** Start of EXERCISE MATERIAL **
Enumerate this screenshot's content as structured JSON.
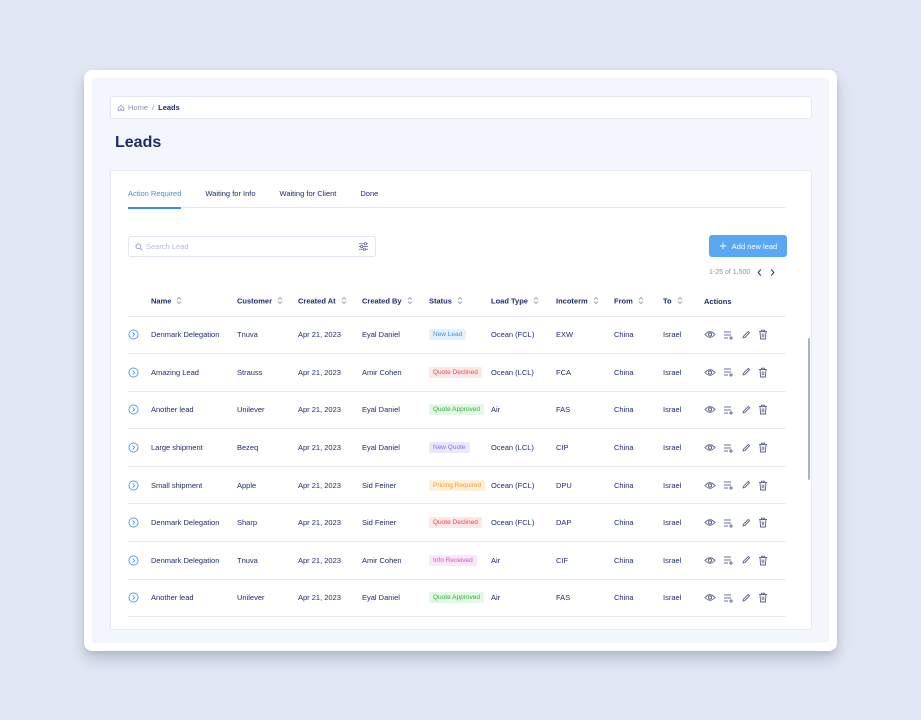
{
  "breadcrumb": {
    "home": "Home",
    "separator": "/",
    "current": "Leads"
  },
  "page": {
    "title": "Leads"
  },
  "tabs": [
    "Action Required",
    "Waiting for Info",
    "Waiting for Client",
    "Done"
  ],
  "active_tab": "Action Required",
  "search": {
    "placeholder": "Search Lead",
    "value": ""
  },
  "add_button": {
    "label": "Add new lead"
  },
  "pagination": {
    "range": "1-25 of 1,500"
  },
  "table": {
    "columns": [
      "Name",
      "Customer",
      "Created At",
      "Created By",
      "Status",
      "Load Type",
      "Incoterm",
      "From",
      "To",
      "Actions"
    ],
    "rows": [
      {
        "name": "Denmark Delegation",
        "customer": "Tnuva",
        "created_at": "Apr 21, 2023",
        "created_by": "Eyal Daniel",
        "status": "New Lead",
        "load_type": "Ocean (FCL)",
        "incoterm": "EXW",
        "from": "China",
        "to": "Israel"
      },
      {
        "name": "Amazing Lead",
        "customer": "Strauss",
        "created_at": "Apr 21, 2023",
        "created_by": "Amir Cohen",
        "status": "Quote Declined",
        "load_type": "Ocean (LCL)",
        "incoterm": "FCA",
        "from": "China",
        "to": "Israel"
      },
      {
        "name": "Another lead",
        "customer": "Unilever",
        "created_at": "Apr 21, 2023",
        "created_by": "Eyal Daniel",
        "status": "Quote Approved",
        "load_type": "Air",
        "incoterm": "FAS",
        "from": "China",
        "to": "Israel"
      },
      {
        "name": "Large shipment",
        "customer": "Bezeq",
        "created_at": "Apr 21, 2023",
        "created_by": "Eyal Daniel",
        "status": "New Quote",
        "load_type": "Ocean (LCL)",
        "incoterm": "CIP",
        "from": "China",
        "to": "Israel"
      },
      {
        "name": "Small shipment",
        "customer": "Apple",
        "created_at": "Apr 21, 2023",
        "created_by": "Sid Feiner",
        "status": "Pricing Required",
        "load_type": "Ocean (FCL)",
        "incoterm": "DPU",
        "from": "China",
        "to": "Israel"
      },
      {
        "name": "Denmark Delegation",
        "customer": "Sharp",
        "created_at": "Apr 21, 2023",
        "created_by": "Sid Feiner",
        "status": "Quote Declined",
        "load_type": "Ocean (FCL)",
        "incoterm": "DAP",
        "from": "China",
        "to": "Israel"
      },
      {
        "name": "Denmark Delegation",
        "customer": "Tnuva",
        "created_at": "Apr 21, 2023",
        "created_by": "Amir Cohen",
        "status": "Info Received",
        "load_type": "Air",
        "incoterm": "CIF",
        "from": "China",
        "to": "Israel"
      },
      {
        "name": "Another lead",
        "customer": "Unilever",
        "created_at": "Apr 21, 2023",
        "created_by": "Eyal Daniel",
        "status": "Quote Approved",
        "load_type": "Air",
        "incoterm": "FAS",
        "from": "China",
        "to": "Israel"
      }
    ]
  },
  "status_styles": {
    "New Lead": {
      "bg": "#e3f1fd",
      "fg": "#3d8fe6"
    },
    "Quote Declined": {
      "bg": "#fde7e7",
      "fg": "#e5484d"
    },
    "Quote Approved": {
      "bg": "#e5f7e7",
      "fg": "#39a845"
    },
    "New Quote": {
      "bg": "#ece7fb",
      "fg": "#8a6de9"
    },
    "Pricing Required": {
      "bg": "#fdf1de",
      "fg": "#ef9a27"
    },
    "Info Received": {
      "bg": "#fbe7f7",
      "fg": "#d155c0"
    }
  },
  "colors": {
    "accent": "#5aa8f3",
    "active_tab": "#3d8fe6",
    "text": "#1d2b6b",
    "muted": "#8791b3",
    "background": "#e1e7f4"
  },
  "icons": {
    "home": "home-icon",
    "search": "search-icon",
    "filter": "filter-sliders-icon",
    "add": "plus-icon",
    "sort": "sort-icon",
    "expand": "chevron-right-circle-icon",
    "view": "eye-icon",
    "add_to_list": "playlist-add-icon",
    "edit": "pencil-icon",
    "delete": "trash-icon"
  }
}
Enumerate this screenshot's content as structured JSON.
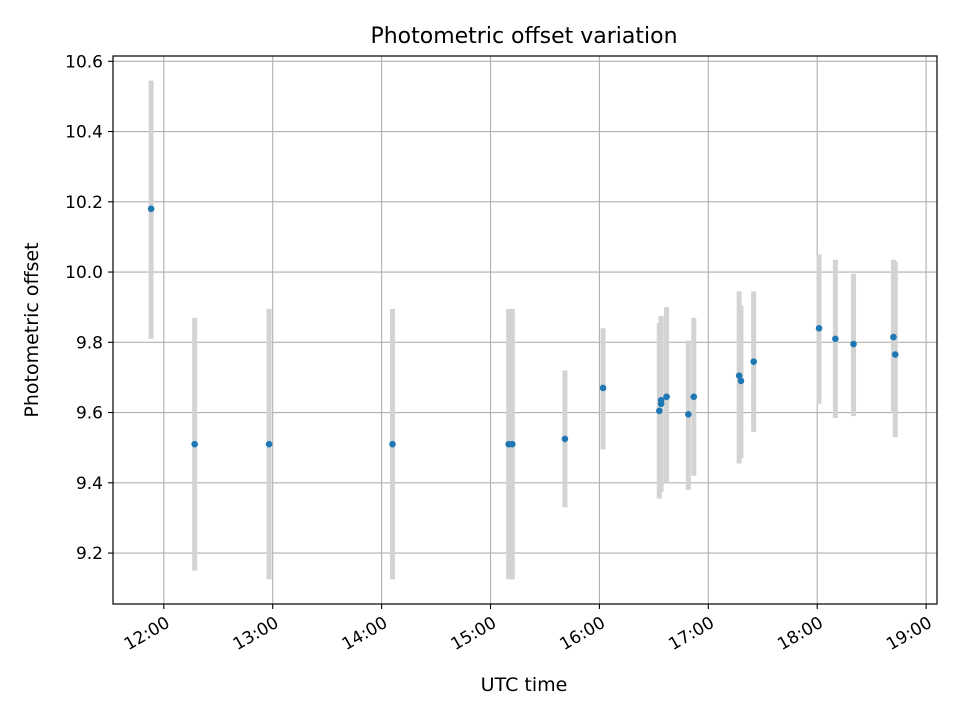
** End of EXERCISE MATERIAL **
PROMPT: Of the lines in the data above, how many contain the word "Quote"? Give only that figure.

RESULT FOR THIS EXERCISE: 8